=== Task data ===
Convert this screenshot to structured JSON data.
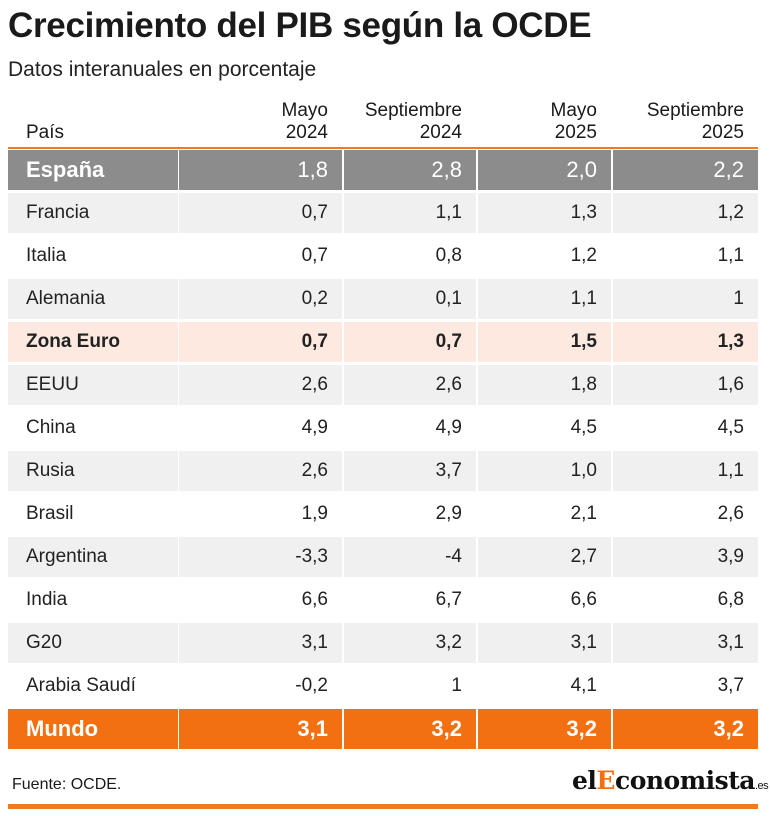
{
  "chart_data": {
    "type": "table",
    "title": "Crecimiento del PIB según la OCDE",
    "subtitle": "Datos interanuales en porcentaje",
    "columns": [
      [
        "País"
      ],
      [
        "Mayo",
        "2024"
      ],
      [
        "Septiembre",
        "2024"
      ],
      [
        "Mayo",
        "2025"
      ],
      [
        "Septiembre",
        "2025"
      ]
    ],
    "rows": [
      {
        "name": "España",
        "values": [
          "1,8",
          "2,8",
          "2,0",
          "2,2"
        ],
        "style": "spain"
      },
      {
        "name": "Francia",
        "values": [
          "0,7",
          "1,1",
          "1,3",
          "1,2"
        ],
        "style": "alt"
      },
      {
        "name": "Italia",
        "values": [
          "0,7",
          "0,8",
          "1,2",
          "1,1"
        ],
        "style": "plain"
      },
      {
        "name": "Alemania",
        "values": [
          "0,2",
          "0,1",
          "1,1",
          "1"
        ],
        "style": "alt"
      },
      {
        "name": "Zona Euro",
        "values": [
          "0,7",
          "0,7",
          "1,5",
          "1,3"
        ],
        "style": "euro"
      },
      {
        "name": "EEUU",
        "values": [
          "2,6",
          "2,6",
          "1,8",
          "1,6"
        ],
        "style": "alt"
      },
      {
        "name": "China",
        "values": [
          "4,9",
          "4,9",
          "4,5",
          "4,5"
        ],
        "style": "plain"
      },
      {
        "name": "Rusia",
        "values": [
          "2,6",
          "3,7",
          "1,0",
          "1,1"
        ],
        "style": "alt"
      },
      {
        "name": "Brasil",
        "values": [
          "1,9",
          "2,9",
          "2,1",
          "2,6"
        ],
        "style": "plain"
      },
      {
        "name": "Argentina",
        "values": [
          "-3,3",
          "-4",
          "2,7",
          "3,9"
        ],
        "style": "alt"
      },
      {
        "name": "India",
        "values": [
          "6,6",
          "6,7",
          "6,6",
          "6,8"
        ],
        "style": "plain"
      },
      {
        "name": "G20",
        "values": [
          "3,1",
          "3,2",
          "3,1",
          "3,1"
        ],
        "style": "alt"
      },
      {
        "name": "Arabia Saudí",
        "values": [
          "-0,2",
          "1",
          "4,1",
          "3,7"
        ],
        "style": "plain"
      },
      {
        "name": "Mundo",
        "values": [
          "3,1",
          "3,2",
          "3,2",
          "3,2"
        ],
        "style": "mundo"
      }
    ]
  },
  "footer": {
    "source": "Fuente: OCDE.",
    "logo_prefix": "el",
    "logo_highlight": "E",
    "logo_rest": "conomista",
    "logo_suffix": ".es"
  },
  "colors": {
    "accent": "#f26f12",
    "spain_row": "#8c8c8c",
    "euro_row": "#fde9e0",
    "alt_row": "#f0f0f0"
  }
}
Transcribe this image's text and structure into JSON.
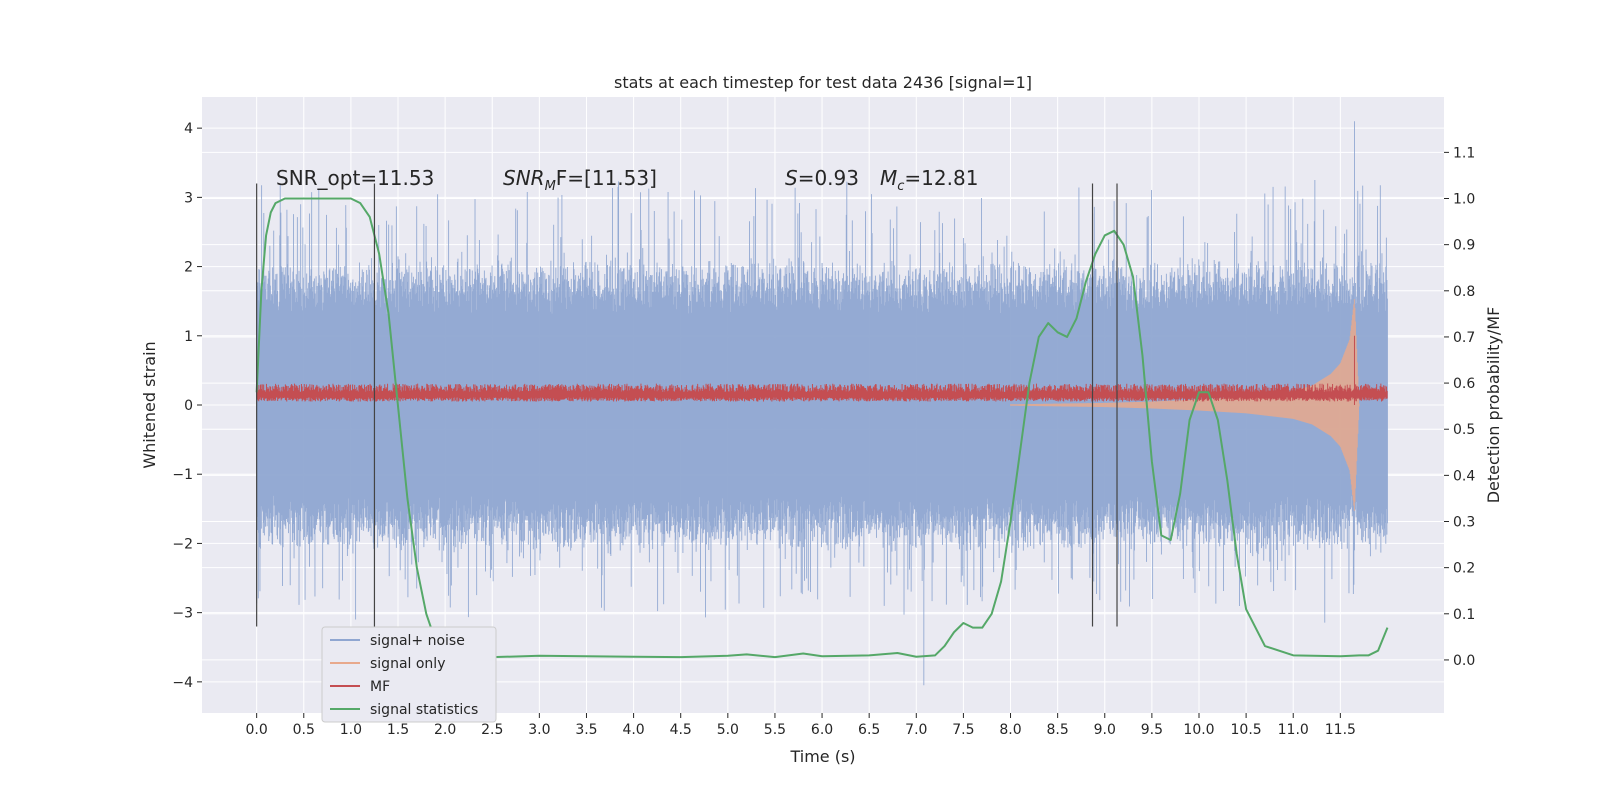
{
  "chart_data": {
    "type": "line",
    "title": "stats at each timestep for test data 2436 [signal=1]",
    "xlabel": "Time (s)",
    "ylabel": "Whitened strain",
    "ylabel_right": "Detection probability/MF",
    "xlim": [
      -0.58,
      12.6
    ],
    "ylim": [
      -4.45,
      4.45
    ],
    "ylim_right": [
      -0.115,
      1.22
    ],
    "x_ticks": [
      0.0,
      0.5,
      1.0,
      1.5,
      2.0,
      2.5,
      3.0,
      3.5,
      4.0,
      4.5,
      5.0,
      5.5,
      6.0,
      6.5,
      7.0,
      7.5,
      8.0,
      8.5,
      9.0,
      9.5,
      10.0,
      10.5,
      11.0,
      11.5
    ],
    "x_tick_labels": [
      "0.0",
      "0.5",
      "1.0",
      "1.5",
      "2.0",
      "2.5",
      "3.0",
      "3.5",
      "4.0",
      "4.5",
      "5.0",
      "5.5",
      "6.0",
      "6.5",
      "7.0",
      "7.5",
      "8.0",
      "8.5",
      "9.0",
      "9.5",
      "10.0",
      "10.5",
      "11.0",
      "11.5"
    ],
    "y_ticks": [
      -4,
      -3,
      -2,
      -1,
      0,
      1,
      2,
      3,
      4
    ],
    "y_tick_labels": [
      "−4",
      "−3",
      "−2",
      "−1",
      "0",
      "1",
      "2",
      "3",
      "4"
    ],
    "y_right_ticks": [
      0.0,
      0.1,
      0.2,
      0.3,
      0.4,
      0.5,
      0.6,
      0.7,
      0.8,
      0.9,
      1.0,
      1.1
    ],
    "y_right_tick_labels": [
      "0.0",
      "0.1",
      "0.2",
      "0.3",
      "0.4",
      "0.5",
      "0.6",
      "0.7",
      "0.8",
      "0.9",
      "1.0",
      "1.1"
    ],
    "grid": true,
    "legend_position": "bottom-left",
    "annotations": {
      "snr_opt": "SNR_opt=11.53",
      "snr_mf_base": "SNR",
      "snr_mf_sub": "M",
      "snr_mf_tail": "F=[11.53]",
      "s_var": "S",
      "s_value": "=0.93",
      "mc_var": "M",
      "mc_sub": "c",
      "mc_value": "=12.81"
    },
    "vertical_lines_x": [
      0.0,
      1.25,
      8.87,
      9.13
    ],
    "vertical_lines_ylim": [
      -3.2,
      3.2
    ],
    "series": [
      {
        "name": "signal+ noise",
        "color": "#8fa6d1",
        "axis": "left",
        "style": "noise",
        "x_range": [
          0.0,
          12.0
        ],
        "amplitude": 1.3,
        "peaks": [
          [
            11.65,
            4.1
          ],
          [
            11.65,
            -2.1
          ],
          [
            7.08,
            -4.05
          ],
          [
            0.25,
            3.2
          ],
          [
            1.05,
            -3.1
          ]
        ]
      },
      {
        "name": "signal only",
        "color": "#e8a98c",
        "axis": "left",
        "style": "chirp",
        "x": [
          8.0,
          9.0,
          9.5,
          10.0,
          10.5,
          11.0,
          11.2,
          11.4,
          11.5,
          11.6,
          11.65,
          11.7
        ],
        "envelope": [
          0.01,
          0.03,
          0.05,
          0.08,
          0.12,
          0.2,
          0.28,
          0.45,
          0.6,
          0.95,
          1.55,
          0.0
        ]
      },
      {
        "name": "MF",
        "color": "#c44e52",
        "axis": "left",
        "style": "band",
        "x_range": [
          0.0,
          12.0
        ],
        "low": 0.05,
        "high": 0.25,
        "spike": [
          11.65,
          1.0
        ]
      },
      {
        "name": "signal statistics",
        "color": "#55a868",
        "axis": "right",
        "style": "line",
        "x": [
          0.0,
          0.05,
          0.1,
          0.15,
          0.2,
          0.3,
          0.5,
          0.8,
          1.0,
          1.1,
          1.2,
          1.3,
          1.4,
          1.5,
          1.6,
          1.7,
          1.8,
          1.9,
          2.0,
          2.2,
          2.5,
          3.0,
          3.5,
          4.0,
          4.5,
          5.0,
          5.2,
          5.5,
          5.8,
          6.0,
          6.5,
          6.8,
          7.0,
          7.2,
          7.3,
          7.4,
          7.5,
          7.6,
          7.7,
          7.8,
          7.9,
          8.0,
          8.1,
          8.2,
          8.3,
          8.4,
          8.5,
          8.6,
          8.7,
          8.8,
          8.9,
          9.0,
          9.1,
          9.2,
          9.3,
          9.4,
          9.5,
          9.6,
          9.7,
          9.8,
          9.9,
          10.0,
          10.1,
          10.2,
          10.3,
          10.4,
          10.5,
          10.7,
          11.0,
          11.5,
          11.7,
          11.8,
          11.9,
          12.0
        ],
        "y": [
          0.58,
          0.8,
          0.92,
          0.97,
          0.99,
          1.0,
          1.0,
          1.0,
          1.0,
          0.99,
          0.96,
          0.88,
          0.75,
          0.55,
          0.35,
          0.2,
          0.1,
          0.04,
          0.015,
          0.01,
          0.006,
          0.009,
          0.008,
          0.007,
          0.006,
          0.009,
          0.012,
          0.006,
          0.014,
          0.008,
          0.01,
          0.015,
          0.007,
          0.01,
          0.03,
          0.06,
          0.08,
          0.07,
          0.07,
          0.1,
          0.17,
          0.3,
          0.45,
          0.6,
          0.7,
          0.73,
          0.71,
          0.7,
          0.74,
          0.82,
          0.88,
          0.92,
          0.93,
          0.9,
          0.83,
          0.66,
          0.43,
          0.27,
          0.26,
          0.36,
          0.52,
          0.58,
          0.58,
          0.52,
          0.39,
          0.23,
          0.11,
          0.03,
          0.01,
          0.008,
          0.01,
          0.01,
          0.02,
          0.07
        ]
      }
    ]
  }
}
===
> [Instructions to follow] Return the lines of the records that include the string "OCDE".

> [Problem solution]
    "title": "Crecimiento del PIB según la OCDE",
    "source": "Fuente: OCDE.",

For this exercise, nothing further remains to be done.